%%

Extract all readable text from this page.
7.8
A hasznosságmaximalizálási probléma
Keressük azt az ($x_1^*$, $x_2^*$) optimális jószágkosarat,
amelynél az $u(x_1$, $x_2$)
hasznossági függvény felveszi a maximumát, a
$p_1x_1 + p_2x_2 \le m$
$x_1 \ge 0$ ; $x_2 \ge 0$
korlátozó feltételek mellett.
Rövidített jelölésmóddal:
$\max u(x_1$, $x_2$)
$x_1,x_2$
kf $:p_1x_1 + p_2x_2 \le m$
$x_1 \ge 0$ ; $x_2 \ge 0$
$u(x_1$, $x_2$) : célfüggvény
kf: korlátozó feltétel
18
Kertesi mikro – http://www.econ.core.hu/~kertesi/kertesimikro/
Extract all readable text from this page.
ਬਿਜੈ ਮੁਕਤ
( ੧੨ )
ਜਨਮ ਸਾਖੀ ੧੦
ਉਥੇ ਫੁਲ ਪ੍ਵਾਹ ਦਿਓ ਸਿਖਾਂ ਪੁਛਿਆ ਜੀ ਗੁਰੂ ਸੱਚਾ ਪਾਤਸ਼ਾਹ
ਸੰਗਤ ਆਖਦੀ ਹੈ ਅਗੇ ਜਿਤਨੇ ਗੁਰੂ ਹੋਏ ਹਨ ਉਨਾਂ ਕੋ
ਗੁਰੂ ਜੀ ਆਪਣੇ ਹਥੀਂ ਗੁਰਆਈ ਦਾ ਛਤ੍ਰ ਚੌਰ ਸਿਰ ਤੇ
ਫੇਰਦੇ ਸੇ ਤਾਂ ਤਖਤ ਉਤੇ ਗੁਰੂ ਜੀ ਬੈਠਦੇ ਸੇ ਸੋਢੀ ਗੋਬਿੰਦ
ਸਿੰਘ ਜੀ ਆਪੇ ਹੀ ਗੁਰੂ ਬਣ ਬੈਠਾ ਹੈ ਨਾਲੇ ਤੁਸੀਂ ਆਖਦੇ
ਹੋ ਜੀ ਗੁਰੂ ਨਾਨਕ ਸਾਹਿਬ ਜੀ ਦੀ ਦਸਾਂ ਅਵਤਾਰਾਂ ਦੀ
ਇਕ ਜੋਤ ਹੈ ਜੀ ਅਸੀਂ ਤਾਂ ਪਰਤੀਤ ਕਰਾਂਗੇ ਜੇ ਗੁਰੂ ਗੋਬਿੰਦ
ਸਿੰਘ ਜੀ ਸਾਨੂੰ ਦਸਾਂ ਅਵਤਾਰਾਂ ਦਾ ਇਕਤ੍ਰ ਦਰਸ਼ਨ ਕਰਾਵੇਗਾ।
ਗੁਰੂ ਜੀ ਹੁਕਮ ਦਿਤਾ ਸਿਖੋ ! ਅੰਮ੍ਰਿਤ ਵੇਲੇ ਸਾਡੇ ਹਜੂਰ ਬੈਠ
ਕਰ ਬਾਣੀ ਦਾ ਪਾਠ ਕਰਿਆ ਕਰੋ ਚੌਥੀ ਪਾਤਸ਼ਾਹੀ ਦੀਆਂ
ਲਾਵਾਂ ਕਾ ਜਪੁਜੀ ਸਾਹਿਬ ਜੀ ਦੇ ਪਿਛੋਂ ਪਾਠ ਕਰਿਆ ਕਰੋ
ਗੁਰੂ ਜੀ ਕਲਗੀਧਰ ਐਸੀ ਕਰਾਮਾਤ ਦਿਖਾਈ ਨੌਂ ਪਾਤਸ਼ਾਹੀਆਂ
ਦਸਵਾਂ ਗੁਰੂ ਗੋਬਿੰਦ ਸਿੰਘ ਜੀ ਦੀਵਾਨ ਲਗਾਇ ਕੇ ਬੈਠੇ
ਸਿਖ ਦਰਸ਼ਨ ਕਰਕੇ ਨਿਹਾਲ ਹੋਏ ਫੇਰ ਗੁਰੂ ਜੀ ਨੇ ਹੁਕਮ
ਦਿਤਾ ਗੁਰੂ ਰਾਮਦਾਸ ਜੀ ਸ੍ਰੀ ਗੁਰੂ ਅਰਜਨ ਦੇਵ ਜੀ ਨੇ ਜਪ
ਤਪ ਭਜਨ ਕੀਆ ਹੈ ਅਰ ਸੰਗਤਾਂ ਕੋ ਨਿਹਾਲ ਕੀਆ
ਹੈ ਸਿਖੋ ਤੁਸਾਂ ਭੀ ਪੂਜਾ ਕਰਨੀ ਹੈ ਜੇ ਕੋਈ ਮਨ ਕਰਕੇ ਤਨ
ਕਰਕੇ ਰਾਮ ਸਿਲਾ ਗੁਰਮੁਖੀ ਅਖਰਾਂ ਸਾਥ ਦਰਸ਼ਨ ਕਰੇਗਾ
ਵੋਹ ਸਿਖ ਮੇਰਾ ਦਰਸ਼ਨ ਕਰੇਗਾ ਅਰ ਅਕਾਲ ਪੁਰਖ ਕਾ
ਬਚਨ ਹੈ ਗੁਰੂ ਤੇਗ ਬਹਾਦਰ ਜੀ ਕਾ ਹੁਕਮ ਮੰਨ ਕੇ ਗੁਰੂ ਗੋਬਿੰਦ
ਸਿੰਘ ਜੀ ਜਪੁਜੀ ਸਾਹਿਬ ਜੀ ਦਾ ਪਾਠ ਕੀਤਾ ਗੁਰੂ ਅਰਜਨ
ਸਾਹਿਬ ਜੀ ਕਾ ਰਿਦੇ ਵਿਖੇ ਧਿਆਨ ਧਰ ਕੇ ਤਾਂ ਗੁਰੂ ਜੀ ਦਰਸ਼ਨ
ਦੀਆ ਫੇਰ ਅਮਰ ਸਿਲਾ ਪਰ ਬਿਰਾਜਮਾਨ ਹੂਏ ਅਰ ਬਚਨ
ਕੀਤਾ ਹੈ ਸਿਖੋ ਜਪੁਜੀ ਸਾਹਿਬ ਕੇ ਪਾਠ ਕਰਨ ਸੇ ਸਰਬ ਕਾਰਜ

%%

▸ **Challenge**
Your task is to gather all lines from the entries above that hold the word "korlátozó".

▸ **Reply to the exercise**
korlátozó feltételek mellett.
kf: korlátozó feltétel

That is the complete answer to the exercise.